* _Challenge_: Every line of the material is to be quoted verbatim, minus the pictures.

* _Records for this task_:
>>>>

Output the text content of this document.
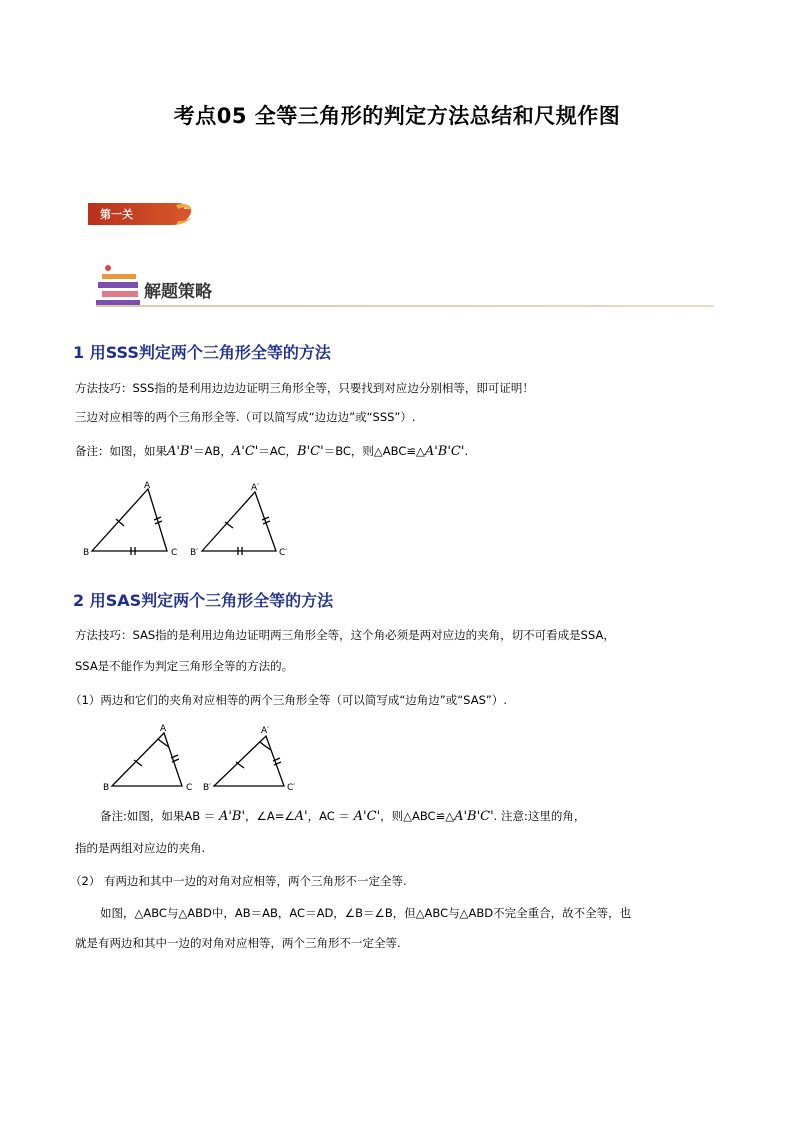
考点05 全等三角形的判定方法总结和尺规作图
第一关
解题策略
1 用SSS判定两个三角形全等的方法
方法技巧：SSS指的是利用边边边证明三角形全等，只要找到对应边分别相等，即可证明！
三边对应相等的两个三角形全等.（可以简写成“边边边”或“SSS”）.
备注：如图，如果A'B'＝AB，A'C'＝AC，B'C'＝BC，则△ABC≌△A'B'C'.
A
B	C
A′
B′	C′
2 用SAS判定两个三角形全等的方法
方法技巧：SAS指的是利用边角边证明两三角形全等，这个角必须是两对应边的夹角，切不可看成是SSA，
SSA是不能作为判定三角形全等的方法的。
（1）两边和它们的夹角对应相等的两个三角形全等（可以简写成“边角边”或“SAS”）.
A
B	C
A′
B′	C′
备注:如图，如果AB ＝ A'B'，∠A=∠A'，AC ＝ A'C'，则△ABC≌△A'B'C'. 注意:这里的角，
指的是两组对应边的夹角.
（2） 有两边和其中一边的对角对应相等，两个三角形不一定全等.
如图，△ABC与△ABD中，AB＝AB，AC＝AD，∠B＝∠B，但△ABC与△ABD不完全重合，故不全等，也
就是有两边和其中一边的对角对应相等，两个三角形不一定全等.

<<<<

* _Full output_:
Output the text content of this document.
考点05 全等三角形的判定方法总结和尺规作图
第一关
解题策略
1 用SSS判定两个三角形全等的方法
方法技巧：SSS指的是利用边边边证明三角形全等，只要找到对应边分别相等，即可证明！
三边对应相等的两个三角形全等.（可以简写成“边边边”或“SSS”）.
备注：如图，如果A'B'＝AB，A'C'＝AC，B'C'＝BC，则△ABC≌△A'B'C'.
A
B	C
A′
B′	C′
2 用SAS判定两个三角形全等的方法
方法技巧：SAS指的是利用边角边证明两三角形全等，这个角必须是两对应边的夹角，切不可看成是SSA，
SSA是不能作为判定三角形全等的方法的。
（1）两边和它们的夹角对应相等的两个三角形全等（可以简写成“边角边”或“SAS”）.
A
B	C
A′
B′	C′
备注:如图，如果AB ＝ A'B'，∠A=∠A'，AC ＝ A'C'，则△ABC≌△A'B'C'. 注意:这里的角，
指的是两组对应边的夹角.
（2） 有两边和其中一边的对角对应相等，两个三角形不一定全等.
如图，△ABC与△ABD中，AB＝AB，AC＝AD，∠B＝∠B，但△ABC与△ABD不完全重合，故不全等，也
就是有两边和其中一边的对角对应相等，两个三角形不一定全等.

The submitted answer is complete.